- WHAT THIS EXERCISE ASKS
- A) Can you extract the passage of the review of the film Brazil from "He sees himself" to "numerous mock variations."?
- B) Can you change "colorbar-swatch" to "legend-swatch" in the rows, from the first row to the line with "colorbar-label: 0.16: [764, 691, 788, 705]", and return only those lines with nothing else altered?

Review: ‘Brazil’

Brazil offers a chillingly hilarious vision of the near-future, set 'somewhere in the 20th Century.'

Brazil offers a chillingly hilarious vision of the near-future, set ‘somewhere in the 20th Century.’

Director Terry Gilliam reportedly wanted to call the film 1984 1/2. As in Orwell’s classic, society is monitored by an insidious, tentacular ministry, and the film’s protagonist, a diligent but unambitious civil servant, Sam Lowry – played with vibrant comic imagination by Jonathan Pryce – becomes a victim of his own romantic delusions, and is crushed by a system he had never before thought of questioning.

He sees himself as a winged super-hero, part-Icarus, part-Siegfried, soaring lyrically through the clouds to the tune of ‘Brazil’, the old Xavier Cugat favorite, which as the film’s ironic musical leitmotif, recurs in numerous mock variations.

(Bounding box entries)

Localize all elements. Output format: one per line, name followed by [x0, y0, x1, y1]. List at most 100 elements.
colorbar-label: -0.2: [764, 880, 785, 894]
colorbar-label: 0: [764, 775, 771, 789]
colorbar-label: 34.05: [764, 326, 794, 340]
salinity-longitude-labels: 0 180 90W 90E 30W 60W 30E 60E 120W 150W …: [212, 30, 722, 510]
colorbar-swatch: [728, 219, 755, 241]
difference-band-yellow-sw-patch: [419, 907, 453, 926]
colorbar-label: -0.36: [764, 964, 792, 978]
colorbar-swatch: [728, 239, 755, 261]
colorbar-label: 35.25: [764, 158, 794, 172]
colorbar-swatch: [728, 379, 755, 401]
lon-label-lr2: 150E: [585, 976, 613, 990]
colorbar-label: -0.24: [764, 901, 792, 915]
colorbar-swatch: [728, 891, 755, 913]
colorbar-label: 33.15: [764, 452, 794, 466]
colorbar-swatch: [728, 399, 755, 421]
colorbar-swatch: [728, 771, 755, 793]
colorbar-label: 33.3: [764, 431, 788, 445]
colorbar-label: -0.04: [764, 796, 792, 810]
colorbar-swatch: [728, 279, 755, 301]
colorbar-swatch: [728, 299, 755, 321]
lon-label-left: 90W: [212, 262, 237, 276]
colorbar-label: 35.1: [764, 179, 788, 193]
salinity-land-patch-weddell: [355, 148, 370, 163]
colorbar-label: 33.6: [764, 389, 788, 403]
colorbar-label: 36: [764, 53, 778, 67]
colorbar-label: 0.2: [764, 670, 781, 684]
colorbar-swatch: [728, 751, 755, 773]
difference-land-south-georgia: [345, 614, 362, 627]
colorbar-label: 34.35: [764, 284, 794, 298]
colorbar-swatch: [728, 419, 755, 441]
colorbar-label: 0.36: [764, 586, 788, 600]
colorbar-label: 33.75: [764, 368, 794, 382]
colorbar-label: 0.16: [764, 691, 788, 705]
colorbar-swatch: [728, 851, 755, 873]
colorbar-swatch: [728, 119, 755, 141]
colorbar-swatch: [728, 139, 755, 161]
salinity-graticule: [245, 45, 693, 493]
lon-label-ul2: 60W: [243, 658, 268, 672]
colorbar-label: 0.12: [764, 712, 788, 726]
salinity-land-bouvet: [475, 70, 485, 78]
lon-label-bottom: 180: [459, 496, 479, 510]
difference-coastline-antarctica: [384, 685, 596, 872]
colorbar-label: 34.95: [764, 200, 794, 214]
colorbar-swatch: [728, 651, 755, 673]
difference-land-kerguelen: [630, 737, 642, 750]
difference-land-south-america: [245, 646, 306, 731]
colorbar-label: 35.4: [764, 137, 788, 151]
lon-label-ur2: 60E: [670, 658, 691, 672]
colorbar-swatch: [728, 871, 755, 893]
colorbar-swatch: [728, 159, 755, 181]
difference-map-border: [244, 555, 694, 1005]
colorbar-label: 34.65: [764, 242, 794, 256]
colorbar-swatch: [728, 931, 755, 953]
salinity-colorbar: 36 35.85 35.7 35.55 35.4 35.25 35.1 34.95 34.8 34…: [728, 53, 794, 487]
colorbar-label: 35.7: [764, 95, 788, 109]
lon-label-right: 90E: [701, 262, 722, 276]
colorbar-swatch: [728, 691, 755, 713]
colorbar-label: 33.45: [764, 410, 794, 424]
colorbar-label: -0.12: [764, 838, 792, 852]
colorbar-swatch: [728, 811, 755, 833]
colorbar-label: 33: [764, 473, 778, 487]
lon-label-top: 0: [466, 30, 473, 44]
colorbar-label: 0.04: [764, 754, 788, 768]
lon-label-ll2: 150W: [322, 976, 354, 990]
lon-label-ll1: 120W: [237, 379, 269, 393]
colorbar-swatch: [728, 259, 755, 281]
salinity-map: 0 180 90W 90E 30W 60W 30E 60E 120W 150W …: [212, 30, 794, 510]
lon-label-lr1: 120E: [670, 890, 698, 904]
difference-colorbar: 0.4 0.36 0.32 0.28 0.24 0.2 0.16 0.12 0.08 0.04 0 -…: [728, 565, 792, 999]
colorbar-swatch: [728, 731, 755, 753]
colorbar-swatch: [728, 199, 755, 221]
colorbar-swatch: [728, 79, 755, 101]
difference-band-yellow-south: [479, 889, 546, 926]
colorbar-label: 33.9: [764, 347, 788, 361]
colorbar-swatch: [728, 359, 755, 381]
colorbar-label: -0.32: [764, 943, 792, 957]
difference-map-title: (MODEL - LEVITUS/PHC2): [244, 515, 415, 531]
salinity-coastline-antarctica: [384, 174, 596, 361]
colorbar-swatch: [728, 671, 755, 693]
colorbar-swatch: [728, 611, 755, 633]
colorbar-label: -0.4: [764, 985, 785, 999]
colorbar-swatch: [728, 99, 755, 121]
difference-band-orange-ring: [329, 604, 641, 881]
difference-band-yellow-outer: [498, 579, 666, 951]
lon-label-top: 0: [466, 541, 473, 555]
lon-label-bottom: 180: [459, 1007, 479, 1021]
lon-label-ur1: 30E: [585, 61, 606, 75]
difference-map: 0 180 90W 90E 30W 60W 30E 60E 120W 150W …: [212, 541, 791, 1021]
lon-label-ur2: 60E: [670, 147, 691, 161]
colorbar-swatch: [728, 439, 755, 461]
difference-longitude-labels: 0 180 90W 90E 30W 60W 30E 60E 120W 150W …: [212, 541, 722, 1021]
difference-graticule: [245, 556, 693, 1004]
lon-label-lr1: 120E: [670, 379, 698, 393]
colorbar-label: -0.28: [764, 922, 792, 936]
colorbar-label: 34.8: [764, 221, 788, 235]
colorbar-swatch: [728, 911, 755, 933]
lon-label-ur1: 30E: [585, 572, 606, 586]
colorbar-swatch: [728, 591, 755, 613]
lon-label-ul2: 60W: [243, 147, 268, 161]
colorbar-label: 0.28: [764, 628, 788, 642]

- RESPONSES TO THE TASKS
- A)
He sees himself as a winged super-hero, part-Icarus, part-Siegfried, soaring lyrically through the clouds to the tune of ‘Brazil’, the old Xavier Cugat favorite, which as the film’s ironic musical leitmotif, recurs in numerous mock variations.

- B)
Localize all elements. Output format: one per line, name followed by [x0, y0, x1, y1]. List at most 100 elements.
colorbar-label: -0.2: [764, 880, 785, 894]
colorbar-label: 0: [764, 775, 771, 789]
colorbar-label: 34.05: [764, 326, 794, 340]
salinity-longitude-labels: 0 180 90W 90E 30W 60W 30E 60E 120W 150W …: [212, 30, 722, 510]
legend-swatch: [728, 219, 755, 241]
difference-band-yellow-sw-patch: [419, 907, 453, 926]
colorbar-label: -0.36: [764, 964, 792, 978]
legend-swatch: [728, 239, 755, 261]
colorbar-label: 35.25: [764, 158, 794, 172]
legend-swatch: [728, 379, 755, 401]
lon-label-lr2: 150E: [585, 976, 613, 990]
colorbar-label: -0.24: [764, 901, 792, 915]
legend-swatch: [728, 891, 755, 913]
colorbar-label: 33.15: [764, 452, 794, 466]
legend-swatch: [728, 399, 755, 421]
legend-swatch: [728, 771, 755, 793]
colorbar-label: 33.3: [764, 431, 788, 445]
colorbar-label: -0.04: [764, 796, 792, 810]
legend-swatch: [728, 279, 755, 301]
legend-swatch: [728, 299, 755, 321]
lon-label-left: 90W: [212, 262, 237, 276]
colorbar-label: 35.1: [764, 179, 788, 193]
salinity-land-patch-weddell: [355, 148, 370, 163]
colorbar-label: 33.6: [764, 389, 788, 403]
colorbar-label: 36: [764, 53, 778, 67]
colorbar-label: 0.2: [764, 670, 781, 684]
legend-swatch: [728, 751, 755, 773]
difference-land-south-georgia: [345, 614, 362, 627]
colorbar-label: 34.35: [764, 284, 794, 298]
legend-swatch: [728, 419, 755, 441]
colorbar-label: 0.36: [764, 586, 788, 600]
colorbar-label: 33.75: [764, 368, 794, 382]
colorbar-label: 0.16: [764, 691, 788, 705]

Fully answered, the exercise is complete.